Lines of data
'''

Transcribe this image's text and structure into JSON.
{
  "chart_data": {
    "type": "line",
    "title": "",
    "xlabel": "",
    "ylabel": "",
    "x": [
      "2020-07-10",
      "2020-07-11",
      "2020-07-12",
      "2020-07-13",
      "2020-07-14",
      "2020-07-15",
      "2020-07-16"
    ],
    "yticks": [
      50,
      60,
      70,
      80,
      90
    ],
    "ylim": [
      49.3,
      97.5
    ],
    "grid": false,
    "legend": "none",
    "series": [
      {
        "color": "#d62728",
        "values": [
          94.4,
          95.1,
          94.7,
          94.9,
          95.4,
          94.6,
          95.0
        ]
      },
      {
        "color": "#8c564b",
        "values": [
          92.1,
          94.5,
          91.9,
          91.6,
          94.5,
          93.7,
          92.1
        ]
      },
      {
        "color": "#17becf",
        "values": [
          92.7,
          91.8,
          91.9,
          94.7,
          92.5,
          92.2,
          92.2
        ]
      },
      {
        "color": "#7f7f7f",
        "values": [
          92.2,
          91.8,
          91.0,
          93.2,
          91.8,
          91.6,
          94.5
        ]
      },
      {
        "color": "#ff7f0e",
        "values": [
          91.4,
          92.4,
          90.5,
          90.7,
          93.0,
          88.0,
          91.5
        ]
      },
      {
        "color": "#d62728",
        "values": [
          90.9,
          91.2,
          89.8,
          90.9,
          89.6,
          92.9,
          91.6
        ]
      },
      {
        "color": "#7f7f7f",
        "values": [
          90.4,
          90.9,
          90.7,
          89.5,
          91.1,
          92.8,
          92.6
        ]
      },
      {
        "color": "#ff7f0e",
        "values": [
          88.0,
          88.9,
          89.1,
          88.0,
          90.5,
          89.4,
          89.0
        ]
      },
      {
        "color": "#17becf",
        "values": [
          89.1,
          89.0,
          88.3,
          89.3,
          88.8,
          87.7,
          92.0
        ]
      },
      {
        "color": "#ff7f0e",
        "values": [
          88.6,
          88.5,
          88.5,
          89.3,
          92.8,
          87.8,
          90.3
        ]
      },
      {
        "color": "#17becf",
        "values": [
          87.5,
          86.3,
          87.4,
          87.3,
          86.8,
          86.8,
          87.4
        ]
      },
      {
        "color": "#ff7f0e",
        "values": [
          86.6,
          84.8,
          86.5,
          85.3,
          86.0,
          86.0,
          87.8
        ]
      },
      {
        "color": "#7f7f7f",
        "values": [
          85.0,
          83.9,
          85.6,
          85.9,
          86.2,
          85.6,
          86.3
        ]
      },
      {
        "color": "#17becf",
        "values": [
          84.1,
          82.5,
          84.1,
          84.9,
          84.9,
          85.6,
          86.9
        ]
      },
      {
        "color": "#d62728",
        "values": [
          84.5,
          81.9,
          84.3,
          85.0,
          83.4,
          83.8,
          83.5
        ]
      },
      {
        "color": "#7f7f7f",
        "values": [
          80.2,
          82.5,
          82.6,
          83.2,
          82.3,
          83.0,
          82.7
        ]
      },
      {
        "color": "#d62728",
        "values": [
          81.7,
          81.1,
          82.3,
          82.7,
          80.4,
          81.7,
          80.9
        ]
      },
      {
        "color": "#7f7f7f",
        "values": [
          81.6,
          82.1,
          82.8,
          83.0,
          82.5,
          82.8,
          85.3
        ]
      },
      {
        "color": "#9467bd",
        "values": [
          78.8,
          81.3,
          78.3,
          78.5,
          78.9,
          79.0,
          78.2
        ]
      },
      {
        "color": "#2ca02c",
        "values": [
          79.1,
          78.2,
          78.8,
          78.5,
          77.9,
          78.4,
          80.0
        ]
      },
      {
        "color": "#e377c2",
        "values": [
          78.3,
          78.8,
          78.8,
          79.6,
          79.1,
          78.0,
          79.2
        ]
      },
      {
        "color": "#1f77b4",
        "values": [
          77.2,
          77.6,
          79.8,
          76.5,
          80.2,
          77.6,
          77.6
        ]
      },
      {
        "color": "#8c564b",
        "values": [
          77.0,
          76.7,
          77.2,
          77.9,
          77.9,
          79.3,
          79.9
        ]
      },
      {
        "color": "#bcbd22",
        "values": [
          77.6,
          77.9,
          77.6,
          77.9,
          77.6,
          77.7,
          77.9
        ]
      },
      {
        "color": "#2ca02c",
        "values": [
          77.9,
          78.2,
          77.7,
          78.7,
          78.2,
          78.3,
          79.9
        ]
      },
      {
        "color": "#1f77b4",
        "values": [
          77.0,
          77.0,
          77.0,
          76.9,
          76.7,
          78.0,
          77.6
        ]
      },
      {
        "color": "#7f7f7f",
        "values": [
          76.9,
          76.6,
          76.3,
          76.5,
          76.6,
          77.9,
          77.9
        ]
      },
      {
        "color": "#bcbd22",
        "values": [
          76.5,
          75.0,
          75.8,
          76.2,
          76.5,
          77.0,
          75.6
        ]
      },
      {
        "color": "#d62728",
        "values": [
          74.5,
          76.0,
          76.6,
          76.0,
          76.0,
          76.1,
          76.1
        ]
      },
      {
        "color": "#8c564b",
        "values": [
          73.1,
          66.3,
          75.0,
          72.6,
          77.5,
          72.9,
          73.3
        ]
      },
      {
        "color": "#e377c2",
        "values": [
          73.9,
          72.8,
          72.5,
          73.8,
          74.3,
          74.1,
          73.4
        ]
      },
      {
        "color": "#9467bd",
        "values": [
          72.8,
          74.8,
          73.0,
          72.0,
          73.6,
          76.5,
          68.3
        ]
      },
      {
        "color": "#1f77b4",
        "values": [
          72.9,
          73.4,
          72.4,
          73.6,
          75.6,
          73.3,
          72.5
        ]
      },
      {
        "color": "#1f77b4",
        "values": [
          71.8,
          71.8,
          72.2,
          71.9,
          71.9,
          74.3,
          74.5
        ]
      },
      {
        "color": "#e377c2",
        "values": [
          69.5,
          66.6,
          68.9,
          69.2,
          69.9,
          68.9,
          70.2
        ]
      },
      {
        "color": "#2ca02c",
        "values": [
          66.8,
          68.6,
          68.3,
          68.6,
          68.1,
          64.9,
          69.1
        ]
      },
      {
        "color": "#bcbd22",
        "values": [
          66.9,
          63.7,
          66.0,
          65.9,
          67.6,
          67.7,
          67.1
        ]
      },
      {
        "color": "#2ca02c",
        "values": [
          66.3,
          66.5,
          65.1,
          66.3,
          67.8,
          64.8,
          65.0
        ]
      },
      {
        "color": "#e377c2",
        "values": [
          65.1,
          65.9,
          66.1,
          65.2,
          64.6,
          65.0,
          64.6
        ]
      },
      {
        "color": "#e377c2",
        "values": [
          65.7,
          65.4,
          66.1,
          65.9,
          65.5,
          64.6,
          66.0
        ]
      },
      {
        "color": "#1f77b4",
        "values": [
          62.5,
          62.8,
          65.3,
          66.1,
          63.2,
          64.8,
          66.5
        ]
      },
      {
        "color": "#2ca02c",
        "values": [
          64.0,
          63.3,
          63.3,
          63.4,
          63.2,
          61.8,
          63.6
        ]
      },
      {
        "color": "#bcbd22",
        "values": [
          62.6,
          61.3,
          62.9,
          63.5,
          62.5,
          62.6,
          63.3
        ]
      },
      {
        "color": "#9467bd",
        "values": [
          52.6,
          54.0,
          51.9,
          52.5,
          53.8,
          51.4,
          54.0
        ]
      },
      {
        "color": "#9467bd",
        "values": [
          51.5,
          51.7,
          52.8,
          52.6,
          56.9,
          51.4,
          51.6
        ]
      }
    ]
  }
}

'''

Output each record precisely as given.

◆ **Final answer**:
Transcribe this image's text and structure into JSON.
{
  "chart_data": {
    "type": "line",
    "title": "",
    "xlabel": "",
    "ylabel": "",
    "x": [
      "2020-07-10",
      "2020-07-11",
      "2020-07-12",
      "2020-07-13",
      "2020-07-14",
      "2020-07-15",
      "2020-07-16"
    ],
    "yticks": [
      50,
      60,
      70,
      80,
      90
    ],
    "ylim": [
      49.3,
      97.5
    ],
    "grid": false,
    "legend": "none",
    "series": [
      {
        "color": "#d62728",
        "values": [
          94.4,
          95.1,
          94.7,
          94.9,
          95.4,
          94.6,
          95.0
        ]
      },
      {
        "color": "#8c564b",
        "values": [
          92.1,
          94.5,
          91.9,
          91.6,
          94.5,
          93.7,
          92.1
        ]
      },
      {
        "color": "#17becf",
        "values": [
          92.7,
          91.8,
          91.9,
          94.7,
          92.5,
          92.2,
          92.2
        ]
      },
      {
        "color": "#7f7f7f",
        "values": [
          92.2,
          91.8,
          91.0,
          93.2,
          91.8,
          91.6,
          94.5
        ]
      },
      {
        "color": "#ff7f0e",
        "values": [
          91.4,
          92.4,
          90.5,
          90.7,
          93.0,
          88.0,
          91.5
        ]
      },
      {
        "color": "#d62728",
        "values": [
          90.9,
          91.2,
          89.8,
          90.9,
          89.6,
          92.9,
          91.6
        ]
      },
      {
        "color": "#7f7f7f",
        "values": [
          90.4,
          90.9,
          90.7,
          89.5,
          91.1,
          92.8,
          92.6
        ]
      },
      {
        "color": "#ff7f0e",
        "values": [
          88.0,
          88.9,
          89.1,
          88.0,
          90.5,
          89.4,
          89.0
        ]
      },
      {
        "color": "#17becf",
        "values": [
          89.1,
          89.0,
          88.3,
          89.3,
          88.8,
          87.7,
          92.0
        ]
      },
      {
        "color": "#ff7f0e",
        "values": [
          88.6,
          88.5,
          88.5,
          89.3,
          92.8,
          87.8,
          90.3
        ]
      },
      {
        "color": "#17becf",
        "values": [
          87.5,
          86.3,
          87.4,
          87.3,
          86.8,
          86.8,
          87.4
        ]
      },
      {
        "color": "#ff7f0e",
        "values": [
          86.6,
          84.8,
          86.5,
          85.3,
          86.0,
          86.0,
          87.8
        ]
      },
      {
        "color": "#7f7f7f",
        "values": [
          85.0,
          83.9,
          85.6,
          85.9,
          86.2,
          85.6,
          86.3
        ]
      },
      {
        "color": "#17becf",
        "values": [
          84.1,
          82.5,
          84.1,
          84.9,
          84.9,
          85.6,
          86.9
        ]
      },
      {
        "color": "#d62728",
        "values": [
          84.5,
          81.9,
          84.3,
          85.0,
          83.4,
          83.8,
          83.5
        ]
      },
      {
        "color": "#7f7f7f",
        "values": [
          80.2,
          82.5,
          82.6,
          83.2,
          82.3,
          83.0,
          82.7
        ]
      },
      {
        "color": "#d62728",
        "values": [
          81.7,
          81.1,
          82.3,
          82.7,
          80.4,
          81.7,
          80.9
        ]
      },
      {
        "color": "#7f7f7f",
        "values": [
          81.6,
          82.1,
          82.8,
          83.0,
          82.5,
          82.8,
          85.3
        ]
      },
      {
        "color": "#9467bd",
        "values": [
          78.8,
          81.3,
          78.3,
          78.5,
          78.9,
          79.0,
          78.2
        ]
      },
      {
        "color": "#2ca02c",
        "values": [
          79.1,
          78.2,
          78.8,
          78.5,
          77.9,
          78.4,
          80.0
        ]
      },
      {
        "color": "#e377c2",
        "values": [
          78.3,
          78.8,
          78.8,
          79.6,
          79.1,
          78.0,
          79.2
        ]
      },
      {
        "color": "#1f77b4",
        "values": [
          77.2,
          77.6,
          79.8,
          76.5,
          80.2,
          77.6,
          77.6
        ]
      },
      {
        "color": "#8c564b",
        "values": [
          77.0,
          76.7,
          77.2,
          77.9,
          77.9,
          79.3,
          79.9
        ]
      },
      {
        "color": "#bcbd22",
        "values": [
          77.6,
          77.9,
          77.6,
          77.9,
          77.6,
          77.7,
          77.9
        ]
      },
      {
        "color": "#2ca02c",
        "values": [
          77.9,
          78.2,
          77.7,
          78.7,
          78.2,
          78.3,
          79.9
        ]
      },
      {
        "color": "#1f77b4",
        "values": [
          77.0,
          77.0,
          77.0,
          76.9,
          76.7,
          78.0,
          77.6
        ]
      },
      {
        "color": "#7f7f7f",
        "values": [
          76.9,
          76.6,
          76.3,
          76.5,
          76.6,
          77.9,
          77.9
        ]
      },
      {
        "color": "#bcbd22",
        "values": [
          76.5,
          75.0,
          75.8,
          76.2,
          76.5,
          77.0,
          75.6
        ]
      },
      {
        "color": "#d62728",
        "values": [
          74.5,
          76.0,
          76.6,
          76.0,
          76.0,
          76.1,
          76.1
        ]
      },
      {
        "color": "#8c564b",
        "values": [
          73.1,
          66.3,
          75.0,
          72.6,
          77.5,
          72.9,
          73.3
        ]
      },
      {
        "color": "#e377c2",
        "values": [
          73.9,
          72.8,
          72.5,
          73.8,
          74.3,
          74.1,
          73.4
        ]
      },
      {
        "color": "#9467bd",
        "values": [
          72.8,
          74.8,
          73.0,
          72.0,
          73.6,
          76.5,
          68.3
        ]
      },
      {
        "color": "#1f77b4",
        "values": [
          72.9,
          73.4,
          72.4,
          73.6,
          75.6,
          73.3,
          72.5
        ]
      },
      {
        "color": "#1f77b4",
        "values": [
          71.8,
          71.8,
          72.2,
          71.9,
          71.9,
          74.3,
          74.5
        ]
      },
      {
        "color": "#e377c2",
        "values": [
          69.5,
          66.6,
          68.9,
          69.2,
          69.9,
          68.9,
          70.2
        ]
      },
      {
        "color": "#2ca02c",
        "values": [
          66.8,
          68.6,
          68.3,
          68.6,
          68.1,
          64.9,
          69.1
        ]
      },
      {
        "color": "#bcbd22",
        "values": [
          66.9,
          63.7,
          66.0,
          65.9,
          67.6,
          67.7,
          67.1
        ]
      },
      {
        "color": "#2ca02c",
        "values": [
          66.3,
          66.5,
          65.1,
          66.3,
          67.8,
          64.8,
          65.0
        ]
      },
      {
        "color": "#e377c2",
        "values": [
          65.1,
          65.9,
          66.1,
          65.2,
          64.6,
          65.0,
          64.6
        ]
      },
      {
        "color": "#e377c2",
        "values": [
          65.7,
          65.4,
          66.1,
          65.9,
          65.5,
          64.6,
          66.0
        ]
      },
      {
        "color": "#1f77b4",
        "values": [
          62.5,
          62.8,
          65.3,
          66.1,
          63.2,
          64.8,
          66.5
        ]
      },
      {
        "color": "#2ca02c",
        "values": [
          64.0,
          63.3,
          63.3,
          63.4,
          63.2,
          61.8,
          63.6
        ]
      },
      {
        "color": "#bcbd22",
        "values": [
          62.6,
          61.3,
          62.9,
          63.5,
          62.5,
          62.6,
          63.3
        ]
      },
      {
        "color": "#9467bd",
        "values": [
          52.6,
          54.0,
          51.9,
          52.5,
          53.8,
          51.4,
          54.0
        ]
      },
      {
        "color": "#9467bd",
        "values": [
          51.5,
          51.7,
          52.8,
          52.6,
          56.9,
          51.4,
          51.6
        ]
      }
    ]
  }
}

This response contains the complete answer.